(Collected data entries)

────────────────────────────────────────

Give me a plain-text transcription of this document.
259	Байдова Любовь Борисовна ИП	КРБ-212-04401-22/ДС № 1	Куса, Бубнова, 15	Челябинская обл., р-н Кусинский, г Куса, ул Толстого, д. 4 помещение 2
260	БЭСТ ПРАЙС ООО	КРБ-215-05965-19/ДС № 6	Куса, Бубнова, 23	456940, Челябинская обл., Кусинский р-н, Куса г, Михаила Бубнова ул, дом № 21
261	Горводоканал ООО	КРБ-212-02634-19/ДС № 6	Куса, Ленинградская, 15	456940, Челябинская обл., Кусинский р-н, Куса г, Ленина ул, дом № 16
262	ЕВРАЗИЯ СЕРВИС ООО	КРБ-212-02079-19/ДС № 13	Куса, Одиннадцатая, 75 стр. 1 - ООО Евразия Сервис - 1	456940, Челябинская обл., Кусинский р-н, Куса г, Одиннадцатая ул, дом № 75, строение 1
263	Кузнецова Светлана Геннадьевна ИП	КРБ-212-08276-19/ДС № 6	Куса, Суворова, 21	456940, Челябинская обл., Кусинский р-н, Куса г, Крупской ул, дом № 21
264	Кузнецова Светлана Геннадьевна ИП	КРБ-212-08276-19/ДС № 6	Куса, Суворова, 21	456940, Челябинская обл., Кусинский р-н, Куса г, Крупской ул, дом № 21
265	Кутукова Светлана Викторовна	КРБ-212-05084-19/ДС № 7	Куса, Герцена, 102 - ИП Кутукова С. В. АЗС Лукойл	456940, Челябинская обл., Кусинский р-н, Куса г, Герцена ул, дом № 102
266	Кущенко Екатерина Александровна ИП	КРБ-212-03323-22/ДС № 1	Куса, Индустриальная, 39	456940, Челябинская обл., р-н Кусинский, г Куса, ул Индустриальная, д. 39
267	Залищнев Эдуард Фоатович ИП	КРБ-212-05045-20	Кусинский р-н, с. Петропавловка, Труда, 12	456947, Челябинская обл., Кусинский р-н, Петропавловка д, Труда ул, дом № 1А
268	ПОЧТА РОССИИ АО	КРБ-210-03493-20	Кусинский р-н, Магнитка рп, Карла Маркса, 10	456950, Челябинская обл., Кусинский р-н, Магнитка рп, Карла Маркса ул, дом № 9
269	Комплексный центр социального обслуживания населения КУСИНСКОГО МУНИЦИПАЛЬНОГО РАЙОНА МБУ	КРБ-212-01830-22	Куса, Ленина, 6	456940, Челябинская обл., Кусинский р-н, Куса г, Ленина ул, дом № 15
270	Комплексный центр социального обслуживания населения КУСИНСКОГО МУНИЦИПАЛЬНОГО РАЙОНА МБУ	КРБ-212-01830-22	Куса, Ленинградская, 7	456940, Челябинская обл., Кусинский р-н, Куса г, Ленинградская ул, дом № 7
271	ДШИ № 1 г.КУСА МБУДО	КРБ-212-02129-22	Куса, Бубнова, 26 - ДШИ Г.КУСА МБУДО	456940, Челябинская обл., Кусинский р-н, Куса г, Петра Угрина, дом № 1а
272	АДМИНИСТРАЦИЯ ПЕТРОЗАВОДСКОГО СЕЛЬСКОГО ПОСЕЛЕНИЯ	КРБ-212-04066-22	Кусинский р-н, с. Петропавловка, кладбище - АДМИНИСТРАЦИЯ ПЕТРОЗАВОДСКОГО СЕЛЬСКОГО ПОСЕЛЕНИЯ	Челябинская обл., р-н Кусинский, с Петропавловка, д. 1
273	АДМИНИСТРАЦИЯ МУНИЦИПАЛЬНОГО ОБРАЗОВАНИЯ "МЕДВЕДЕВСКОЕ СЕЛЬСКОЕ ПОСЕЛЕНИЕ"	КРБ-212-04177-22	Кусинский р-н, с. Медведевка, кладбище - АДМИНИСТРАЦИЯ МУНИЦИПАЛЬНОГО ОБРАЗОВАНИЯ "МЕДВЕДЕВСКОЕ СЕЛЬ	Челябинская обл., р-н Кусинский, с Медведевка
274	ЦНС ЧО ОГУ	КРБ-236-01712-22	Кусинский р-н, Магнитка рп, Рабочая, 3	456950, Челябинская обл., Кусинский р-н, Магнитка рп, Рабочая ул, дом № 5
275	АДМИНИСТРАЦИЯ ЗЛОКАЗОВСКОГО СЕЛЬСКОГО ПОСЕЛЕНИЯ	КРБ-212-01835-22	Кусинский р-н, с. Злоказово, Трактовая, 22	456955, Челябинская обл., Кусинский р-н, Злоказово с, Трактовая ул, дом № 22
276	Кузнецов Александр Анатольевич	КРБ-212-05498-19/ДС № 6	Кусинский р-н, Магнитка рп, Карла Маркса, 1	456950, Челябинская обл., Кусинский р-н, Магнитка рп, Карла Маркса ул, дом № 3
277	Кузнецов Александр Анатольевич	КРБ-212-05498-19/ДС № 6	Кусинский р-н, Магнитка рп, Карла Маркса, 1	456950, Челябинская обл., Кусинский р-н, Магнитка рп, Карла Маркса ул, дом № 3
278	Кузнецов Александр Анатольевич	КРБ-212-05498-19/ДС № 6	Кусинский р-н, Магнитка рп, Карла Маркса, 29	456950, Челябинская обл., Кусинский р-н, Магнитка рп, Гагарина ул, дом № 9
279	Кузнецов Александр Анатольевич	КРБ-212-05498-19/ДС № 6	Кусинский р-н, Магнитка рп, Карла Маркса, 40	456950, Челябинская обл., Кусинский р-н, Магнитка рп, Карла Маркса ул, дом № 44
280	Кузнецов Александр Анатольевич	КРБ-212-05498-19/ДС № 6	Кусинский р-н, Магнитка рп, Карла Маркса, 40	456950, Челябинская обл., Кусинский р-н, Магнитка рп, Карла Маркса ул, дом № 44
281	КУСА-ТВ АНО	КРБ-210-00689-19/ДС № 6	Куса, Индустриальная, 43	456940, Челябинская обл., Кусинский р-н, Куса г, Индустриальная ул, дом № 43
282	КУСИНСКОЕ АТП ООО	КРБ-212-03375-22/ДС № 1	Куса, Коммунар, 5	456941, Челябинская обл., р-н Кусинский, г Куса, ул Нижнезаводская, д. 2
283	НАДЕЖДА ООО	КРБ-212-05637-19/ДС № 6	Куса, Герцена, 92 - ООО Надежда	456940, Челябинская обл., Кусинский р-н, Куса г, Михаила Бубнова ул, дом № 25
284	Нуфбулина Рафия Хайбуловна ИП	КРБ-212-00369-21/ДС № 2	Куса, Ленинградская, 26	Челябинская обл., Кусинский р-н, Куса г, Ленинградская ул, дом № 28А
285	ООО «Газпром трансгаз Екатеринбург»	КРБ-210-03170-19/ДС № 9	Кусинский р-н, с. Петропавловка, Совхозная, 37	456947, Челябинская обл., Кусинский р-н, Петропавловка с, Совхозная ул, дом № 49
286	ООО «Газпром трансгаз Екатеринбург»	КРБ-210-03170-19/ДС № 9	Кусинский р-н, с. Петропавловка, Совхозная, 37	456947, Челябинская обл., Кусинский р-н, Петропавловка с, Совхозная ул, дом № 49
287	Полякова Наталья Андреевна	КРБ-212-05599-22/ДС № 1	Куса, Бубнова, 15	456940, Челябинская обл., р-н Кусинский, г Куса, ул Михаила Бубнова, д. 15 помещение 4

────────────────────────────────────────

■ Do this: Consider the entries above and return each line with the string "РАЙОНА".

■ Exercise solution:
269	Комплексный центр социального обслуживания населения КУСИНСКОГО МУНИЦИПАЛЬНОГО РАЙОНА МБУ	КРБ-212-01830-22	Куса, Ленина, 6	456940, Челябинская обл., Кусинский р-н, Куса г, Ленина ул, дом № 15
270	Комплексный центр социального обслуживания населения КУСИНСКОГО МУНИЦИПАЛЬНОГО РАЙОНА МБУ	КРБ-212-01830-22	Куса, Ленинградская, 7	456940, Челябинская обл., Кусинский р-н, Куса г, Ленинградская ул, дом № 7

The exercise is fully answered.